_DATA ROWS_:
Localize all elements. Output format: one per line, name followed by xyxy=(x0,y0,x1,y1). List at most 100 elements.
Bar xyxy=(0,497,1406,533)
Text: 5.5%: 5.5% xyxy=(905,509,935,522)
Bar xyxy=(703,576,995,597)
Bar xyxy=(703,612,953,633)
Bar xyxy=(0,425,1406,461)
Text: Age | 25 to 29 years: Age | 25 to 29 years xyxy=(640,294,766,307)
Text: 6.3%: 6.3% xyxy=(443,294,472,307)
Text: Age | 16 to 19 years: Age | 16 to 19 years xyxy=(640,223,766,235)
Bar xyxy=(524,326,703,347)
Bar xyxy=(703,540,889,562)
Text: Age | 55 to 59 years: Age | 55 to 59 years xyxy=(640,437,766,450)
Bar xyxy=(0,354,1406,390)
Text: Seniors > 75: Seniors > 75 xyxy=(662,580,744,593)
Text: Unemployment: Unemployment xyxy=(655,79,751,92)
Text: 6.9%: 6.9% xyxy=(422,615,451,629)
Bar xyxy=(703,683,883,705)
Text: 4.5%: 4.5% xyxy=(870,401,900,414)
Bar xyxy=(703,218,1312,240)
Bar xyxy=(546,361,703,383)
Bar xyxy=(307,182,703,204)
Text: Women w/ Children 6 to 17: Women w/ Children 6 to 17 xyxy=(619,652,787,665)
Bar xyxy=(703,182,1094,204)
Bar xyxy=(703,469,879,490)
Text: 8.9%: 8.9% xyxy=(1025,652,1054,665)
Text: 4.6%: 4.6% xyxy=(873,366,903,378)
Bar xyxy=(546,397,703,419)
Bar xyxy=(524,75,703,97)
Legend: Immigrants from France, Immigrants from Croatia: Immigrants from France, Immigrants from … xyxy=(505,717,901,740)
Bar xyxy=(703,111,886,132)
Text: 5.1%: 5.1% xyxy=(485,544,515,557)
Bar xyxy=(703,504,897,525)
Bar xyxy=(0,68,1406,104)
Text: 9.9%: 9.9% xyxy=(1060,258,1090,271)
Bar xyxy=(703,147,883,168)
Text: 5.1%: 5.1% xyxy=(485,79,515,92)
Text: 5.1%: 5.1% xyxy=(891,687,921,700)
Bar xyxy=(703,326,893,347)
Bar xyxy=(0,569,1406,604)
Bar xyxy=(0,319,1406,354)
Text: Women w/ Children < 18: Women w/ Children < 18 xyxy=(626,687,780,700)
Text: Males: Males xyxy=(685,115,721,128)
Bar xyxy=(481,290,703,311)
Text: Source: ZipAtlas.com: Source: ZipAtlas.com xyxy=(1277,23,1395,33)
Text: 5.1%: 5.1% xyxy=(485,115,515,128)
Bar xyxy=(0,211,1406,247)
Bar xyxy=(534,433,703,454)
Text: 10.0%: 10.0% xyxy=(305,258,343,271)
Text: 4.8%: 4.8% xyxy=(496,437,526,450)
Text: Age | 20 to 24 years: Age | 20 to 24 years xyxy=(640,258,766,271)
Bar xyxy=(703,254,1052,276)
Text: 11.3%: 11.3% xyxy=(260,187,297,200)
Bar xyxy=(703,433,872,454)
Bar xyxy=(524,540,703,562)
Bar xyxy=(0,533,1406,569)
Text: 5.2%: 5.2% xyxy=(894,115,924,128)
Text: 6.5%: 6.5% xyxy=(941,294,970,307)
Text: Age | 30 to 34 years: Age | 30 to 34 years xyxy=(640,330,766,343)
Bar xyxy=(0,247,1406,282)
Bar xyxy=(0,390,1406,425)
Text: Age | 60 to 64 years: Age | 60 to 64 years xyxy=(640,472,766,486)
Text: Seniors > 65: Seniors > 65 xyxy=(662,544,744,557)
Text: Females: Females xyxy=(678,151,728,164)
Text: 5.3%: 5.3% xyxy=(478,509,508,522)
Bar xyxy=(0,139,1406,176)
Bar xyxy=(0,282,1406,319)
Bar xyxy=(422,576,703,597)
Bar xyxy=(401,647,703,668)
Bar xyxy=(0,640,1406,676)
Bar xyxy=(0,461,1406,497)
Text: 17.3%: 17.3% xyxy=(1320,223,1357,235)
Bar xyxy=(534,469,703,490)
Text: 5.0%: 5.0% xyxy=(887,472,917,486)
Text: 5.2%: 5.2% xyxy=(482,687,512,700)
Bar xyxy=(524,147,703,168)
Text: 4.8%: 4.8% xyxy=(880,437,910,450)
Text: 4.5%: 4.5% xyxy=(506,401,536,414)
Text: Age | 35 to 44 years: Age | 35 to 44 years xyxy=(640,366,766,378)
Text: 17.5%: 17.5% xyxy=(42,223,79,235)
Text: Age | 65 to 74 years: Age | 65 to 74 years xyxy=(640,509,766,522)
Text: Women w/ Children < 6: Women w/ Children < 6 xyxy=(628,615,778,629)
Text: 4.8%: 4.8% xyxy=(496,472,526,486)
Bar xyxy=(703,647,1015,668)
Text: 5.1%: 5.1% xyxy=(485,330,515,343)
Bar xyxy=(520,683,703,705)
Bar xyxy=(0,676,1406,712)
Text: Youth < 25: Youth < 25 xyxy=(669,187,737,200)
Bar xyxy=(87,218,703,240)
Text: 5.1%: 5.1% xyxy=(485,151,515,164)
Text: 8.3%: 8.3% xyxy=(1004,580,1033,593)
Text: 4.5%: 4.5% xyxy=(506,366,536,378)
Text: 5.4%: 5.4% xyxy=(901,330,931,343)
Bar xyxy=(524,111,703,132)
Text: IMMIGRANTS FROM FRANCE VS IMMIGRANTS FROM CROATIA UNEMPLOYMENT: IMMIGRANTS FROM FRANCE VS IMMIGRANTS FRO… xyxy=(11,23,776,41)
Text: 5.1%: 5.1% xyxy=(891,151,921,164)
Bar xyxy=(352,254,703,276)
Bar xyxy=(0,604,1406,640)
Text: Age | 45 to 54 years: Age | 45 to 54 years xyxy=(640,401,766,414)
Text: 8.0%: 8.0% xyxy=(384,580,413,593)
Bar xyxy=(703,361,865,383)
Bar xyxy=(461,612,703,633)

_THE TASK_:
Update the data above by replacing every "w/" with "with", leaving all other lines and characters unchanged.

_COMPLETED TASK_:
Localize all elements. Output format: one per line, name followed by xyxy=(x0,y0,x1,y1). List at most 100 elements.
Bar xyxy=(0,497,1406,533)
Text: 5.5%: 5.5% xyxy=(905,509,935,522)
Bar xyxy=(703,576,995,597)
Bar xyxy=(703,612,953,633)
Bar xyxy=(0,425,1406,461)
Text: Age | 25 to 29 years: Age | 25 to 29 years xyxy=(640,294,766,307)
Text: 6.3%: 6.3% xyxy=(443,294,472,307)
Text: Age | 16 to 19 years: Age | 16 to 19 years xyxy=(640,223,766,235)
Bar xyxy=(524,326,703,347)
Bar xyxy=(703,540,889,562)
Text: Age | 55 to 59 years: Age | 55 to 59 years xyxy=(640,437,766,450)
Bar xyxy=(0,354,1406,390)
Text: Seniors > 75: Seniors > 75 xyxy=(662,580,744,593)
Text: Unemployment: Unemployment xyxy=(655,79,751,92)
Text: 6.9%: 6.9% xyxy=(422,615,451,629)
Bar xyxy=(703,683,883,705)
Text: 4.5%: 4.5% xyxy=(870,401,900,414)
Bar xyxy=(703,218,1312,240)
Bar xyxy=(546,361,703,383)
Bar xyxy=(307,182,703,204)
Text: Women with Children 6 to 17: Women with Children 6 to 17 xyxy=(619,652,787,665)
Bar xyxy=(703,182,1094,204)
Bar xyxy=(703,469,879,490)
Text: 8.9%: 8.9% xyxy=(1025,652,1054,665)
Text: 4.6%: 4.6% xyxy=(873,366,903,378)
Bar xyxy=(546,397,703,419)
Bar xyxy=(524,75,703,97)
Legend: Immigrants from France, Immigrants from Croatia: Immigrants from France, Immigrants from … xyxy=(505,717,901,740)
Bar xyxy=(703,111,886,132)
Text: 5.1%: 5.1% xyxy=(485,544,515,557)
Bar xyxy=(703,504,897,525)
Bar xyxy=(0,68,1406,104)
Text: 9.9%: 9.9% xyxy=(1060,258,1090,271)
Bar xyxy=(703,147,883,168)
Text: 5.1%: 5.1% xyxy=(485,79,515,92)
Text: 5.1%: 5.1% xyxy=(891,687,921,700)
Bar xyxy=(703,326,893,347)
Bar xyxy=(0,569,1406,604)
Bar xyxy=(0,319,1406,354)
Text: Women with Children < 18: Women with Children < 18 xyxy=(626,687,780,700)
Text: Males: Males xyxy=(685,115,721,128)
Bar xyxy=(481,290,703,311)
Text: Source: ZipAtlas.com: Source: ZipAtlas.com xyxy=(1277,23,1395,33)
Text: 5.1%: 5.1% xyxy=(485,115,515,128)
Bar xyxy=(0,211,1406,247)
Bar xyxy=(534,433,703,454)
Text: 10.0%: 10.0% xyxy=(305,258,343,271)
Text: 4.8%: 4.8% xyxy=(496,437,526,450)
Text: Age | 20 to 24 years: Age | 20 to 24 years xyxy=(640,258,766,271)
Bar xyxy=(703,254,1052,276)
Text: 11.3%: 11.3% xyxy=(260,187,297,200)
Bar xyxy=(703,433,872,454)
Bar xyxy=(524,540,703,562)
Bar xyxy=(0,533,1406,569)
Text: 5.2%: 5.2% xyxy=(894,115,924,128)
Text: 6.5%: 6.5% xyxy=(941,294,970,307)
Text: Age | 30 to 34 years: Age | 30 to 34 years xyxy=(640,330,766,343)
Bar xyxy=(0,247,1406,282)
Bar xyxy=(0,390,1406,425)
Text: Age | 60 to 64 years: Age | 60 to 64 years xyxy=(640,472,766,486)
Text: Seniors > 65: Seniors > 65 xyxy=(662,544,744,557)
Text: Females: Females xyxy=(678,151,728,164)
Text: 5.3%: 5.3% xyxy=(478,509,508,522)
Bar xyxy=(0,139,1406,176)
Bar xyxy=(0,282,1406,319)
Bar xyxy=(422,576,703,597)
Bar xyxy=(401,647,703,668)
Bar xyxy=(0,640,1406,676)
Bar xyxy=(0,461,1406,497)
Text: 17.3%: 17.3% xyxy=(1320,223,1357,235)
Bar xyxy=(534,469,703,490)
Text: 5.0%: 5.0% xyxy=(887,472,917,486)
Text: 5.2%: 5.2% xyxy=(482,687,512,700)
Bar xyxy=(524,147,703,168)
Text: 4.8%: 4.8% xyxy=(880,437,910,450)
Text: 4.5%: 4.5% xyxy=(506,401,536,414)
Text: Age | 35 to 44 years: Age | 35 to 44 years xyxy=(640,366,766,378)
Text: 17.5%: 17.5% xyxy=(42,223,79,235)
Text: Age | 65 to 74 years: Age | 65 to 74 years xyxy=(640,509,766,522)
Text: Women with Children < 6: Women with Children < 6 xyxy=(628,615,778,629)
Text: 4.8%: 4.8% xyxy=(496,472,526,486)
Bar xyxy=(703,647,1015,668)
Text: 5.1%: 5.1% xyxy=(485,330,515,343)
Bar xyxy=(520,683,703,705)
Bar xyxy=(0,676,1406,712)
Text: Youth < 25: Youth < 25 xyxy=(669,187,737,200)
Bar xyxy=(87,218,703,240)
Text: 5.1%: 5.1% xyxy=(485,151,515,164)
Text: 8.3%: 8.3% xyxy=(1004,580,1033,593)
Text: 4.5%: 4.5% xyxy=(506,366,536,378)
Text: 5.4%: 5.4% xyxy=(901,330,931,343)
Bar xyxy=(524,111,703,132)
Text: IMMIGRANTS FROM FRANCE VS IMMIGRANTS FROM CROATIA UNEMPLOYMENT: IMMIGRANTS FROM FRANCE VS IMMIGRANTS FRO… xyxy=(11,23,776,41)
Text: 5.1%: 5.1% xyxy=(891,151,921,164)
Bar xyxy=(352,254,703,276)
Bar xyxy=(0,604,1406,640)
Text: Age | 45 to 54 years: Age | 45 to 54 years xyxy=(640,401,766,414)
Text: 8.0%: 8.0% xyxy=(384,580,413,593)
Bar xyxy=(703,361,865,383)
Bar xyxy=(461,612,703,633)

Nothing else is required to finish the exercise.